» **What to work on**:
Set out every line bearing the string "this".

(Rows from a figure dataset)
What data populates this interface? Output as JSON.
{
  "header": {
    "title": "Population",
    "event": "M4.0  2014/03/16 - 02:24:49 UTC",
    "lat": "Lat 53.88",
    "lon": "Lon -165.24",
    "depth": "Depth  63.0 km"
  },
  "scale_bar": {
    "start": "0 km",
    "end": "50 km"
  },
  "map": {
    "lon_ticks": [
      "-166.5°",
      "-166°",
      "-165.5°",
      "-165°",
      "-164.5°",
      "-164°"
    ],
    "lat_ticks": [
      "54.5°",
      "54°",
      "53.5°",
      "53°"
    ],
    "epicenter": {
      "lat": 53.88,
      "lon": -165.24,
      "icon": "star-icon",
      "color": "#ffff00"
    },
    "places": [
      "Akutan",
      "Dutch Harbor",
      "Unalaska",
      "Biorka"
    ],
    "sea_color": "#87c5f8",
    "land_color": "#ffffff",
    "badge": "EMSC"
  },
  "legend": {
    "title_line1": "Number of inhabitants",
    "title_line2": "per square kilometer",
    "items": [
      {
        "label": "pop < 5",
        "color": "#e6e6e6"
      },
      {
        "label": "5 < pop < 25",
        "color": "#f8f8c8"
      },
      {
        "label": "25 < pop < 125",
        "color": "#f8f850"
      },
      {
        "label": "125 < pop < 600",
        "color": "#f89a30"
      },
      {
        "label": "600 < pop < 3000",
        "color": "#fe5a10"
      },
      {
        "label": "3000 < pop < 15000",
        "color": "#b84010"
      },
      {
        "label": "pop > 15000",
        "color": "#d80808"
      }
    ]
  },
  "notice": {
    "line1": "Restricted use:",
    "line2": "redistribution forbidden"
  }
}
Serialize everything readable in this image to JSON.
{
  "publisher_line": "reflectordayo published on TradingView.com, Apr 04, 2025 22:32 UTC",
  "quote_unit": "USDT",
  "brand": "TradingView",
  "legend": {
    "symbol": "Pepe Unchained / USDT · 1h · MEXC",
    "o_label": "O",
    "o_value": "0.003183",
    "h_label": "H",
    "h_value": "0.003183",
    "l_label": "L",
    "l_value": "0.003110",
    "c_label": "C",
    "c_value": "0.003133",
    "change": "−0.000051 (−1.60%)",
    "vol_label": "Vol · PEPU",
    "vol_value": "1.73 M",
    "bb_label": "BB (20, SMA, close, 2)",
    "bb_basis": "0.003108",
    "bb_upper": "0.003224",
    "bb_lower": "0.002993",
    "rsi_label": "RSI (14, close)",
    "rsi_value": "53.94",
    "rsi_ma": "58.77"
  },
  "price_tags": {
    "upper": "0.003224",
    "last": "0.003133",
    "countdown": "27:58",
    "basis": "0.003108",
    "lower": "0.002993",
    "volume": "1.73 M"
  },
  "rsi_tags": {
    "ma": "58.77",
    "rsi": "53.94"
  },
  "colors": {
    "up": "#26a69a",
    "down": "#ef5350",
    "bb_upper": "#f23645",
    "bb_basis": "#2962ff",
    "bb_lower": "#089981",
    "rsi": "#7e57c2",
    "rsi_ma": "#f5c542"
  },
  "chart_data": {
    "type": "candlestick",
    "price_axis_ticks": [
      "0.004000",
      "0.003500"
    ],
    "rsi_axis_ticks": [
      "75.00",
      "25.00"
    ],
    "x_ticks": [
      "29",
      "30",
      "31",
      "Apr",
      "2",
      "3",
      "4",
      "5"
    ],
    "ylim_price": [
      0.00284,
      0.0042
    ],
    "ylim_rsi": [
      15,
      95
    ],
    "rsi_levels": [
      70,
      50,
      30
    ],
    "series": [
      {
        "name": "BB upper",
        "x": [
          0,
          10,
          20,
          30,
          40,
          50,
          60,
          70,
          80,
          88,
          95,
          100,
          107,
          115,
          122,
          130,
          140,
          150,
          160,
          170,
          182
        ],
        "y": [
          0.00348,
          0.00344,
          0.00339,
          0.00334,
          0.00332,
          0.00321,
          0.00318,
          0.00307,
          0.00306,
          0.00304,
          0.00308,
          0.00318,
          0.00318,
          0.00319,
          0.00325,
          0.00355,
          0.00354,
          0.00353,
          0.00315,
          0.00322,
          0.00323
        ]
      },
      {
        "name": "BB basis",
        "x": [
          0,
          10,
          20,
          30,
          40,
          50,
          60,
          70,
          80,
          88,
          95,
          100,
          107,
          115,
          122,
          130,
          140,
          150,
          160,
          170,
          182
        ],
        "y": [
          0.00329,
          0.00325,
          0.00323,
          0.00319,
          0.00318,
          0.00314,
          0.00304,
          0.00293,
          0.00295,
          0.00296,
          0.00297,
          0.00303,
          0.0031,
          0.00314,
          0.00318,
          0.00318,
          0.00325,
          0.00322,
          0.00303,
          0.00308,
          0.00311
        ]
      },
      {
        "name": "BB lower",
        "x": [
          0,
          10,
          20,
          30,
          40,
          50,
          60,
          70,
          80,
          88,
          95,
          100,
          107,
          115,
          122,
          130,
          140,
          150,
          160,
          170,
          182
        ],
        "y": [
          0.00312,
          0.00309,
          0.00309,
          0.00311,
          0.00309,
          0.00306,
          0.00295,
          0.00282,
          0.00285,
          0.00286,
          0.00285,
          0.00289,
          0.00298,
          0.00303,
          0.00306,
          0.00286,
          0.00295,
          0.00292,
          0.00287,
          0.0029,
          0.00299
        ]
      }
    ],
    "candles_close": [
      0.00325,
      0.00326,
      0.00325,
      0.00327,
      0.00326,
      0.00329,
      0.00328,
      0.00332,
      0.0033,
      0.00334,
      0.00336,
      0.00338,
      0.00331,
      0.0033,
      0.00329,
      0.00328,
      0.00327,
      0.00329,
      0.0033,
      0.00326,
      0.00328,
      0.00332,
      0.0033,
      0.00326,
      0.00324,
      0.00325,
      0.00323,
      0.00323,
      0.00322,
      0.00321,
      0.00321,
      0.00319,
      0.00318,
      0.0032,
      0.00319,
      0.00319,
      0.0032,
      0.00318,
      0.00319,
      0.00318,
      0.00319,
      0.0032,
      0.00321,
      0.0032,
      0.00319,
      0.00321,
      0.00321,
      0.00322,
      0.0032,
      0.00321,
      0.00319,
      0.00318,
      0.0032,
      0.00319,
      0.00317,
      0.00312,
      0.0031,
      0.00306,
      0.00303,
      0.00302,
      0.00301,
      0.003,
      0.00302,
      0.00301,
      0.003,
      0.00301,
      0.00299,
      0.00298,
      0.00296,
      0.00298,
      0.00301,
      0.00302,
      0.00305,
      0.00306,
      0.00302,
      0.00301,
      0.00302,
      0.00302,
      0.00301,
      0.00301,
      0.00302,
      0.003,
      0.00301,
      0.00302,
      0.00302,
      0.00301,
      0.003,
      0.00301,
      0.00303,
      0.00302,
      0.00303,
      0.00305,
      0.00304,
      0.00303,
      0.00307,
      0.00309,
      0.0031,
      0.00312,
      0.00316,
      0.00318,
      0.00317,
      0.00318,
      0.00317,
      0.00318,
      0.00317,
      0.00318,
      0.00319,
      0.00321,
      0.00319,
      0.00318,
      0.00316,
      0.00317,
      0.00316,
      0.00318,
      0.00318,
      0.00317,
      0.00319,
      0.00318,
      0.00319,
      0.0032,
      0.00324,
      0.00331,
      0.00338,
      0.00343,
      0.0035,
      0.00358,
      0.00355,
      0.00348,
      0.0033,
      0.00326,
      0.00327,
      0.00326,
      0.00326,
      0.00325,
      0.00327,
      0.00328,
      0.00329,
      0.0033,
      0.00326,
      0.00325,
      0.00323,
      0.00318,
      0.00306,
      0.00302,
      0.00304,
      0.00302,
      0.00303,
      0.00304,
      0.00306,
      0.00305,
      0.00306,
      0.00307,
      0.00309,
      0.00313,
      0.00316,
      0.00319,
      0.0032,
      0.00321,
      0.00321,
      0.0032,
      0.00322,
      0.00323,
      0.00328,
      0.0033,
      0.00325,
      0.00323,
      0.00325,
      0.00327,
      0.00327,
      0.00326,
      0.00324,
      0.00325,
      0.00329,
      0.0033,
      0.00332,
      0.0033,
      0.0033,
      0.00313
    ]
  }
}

» **Result**:
What data populates this interface? Output as JSON.
Serialize everything readable in this image to JSON.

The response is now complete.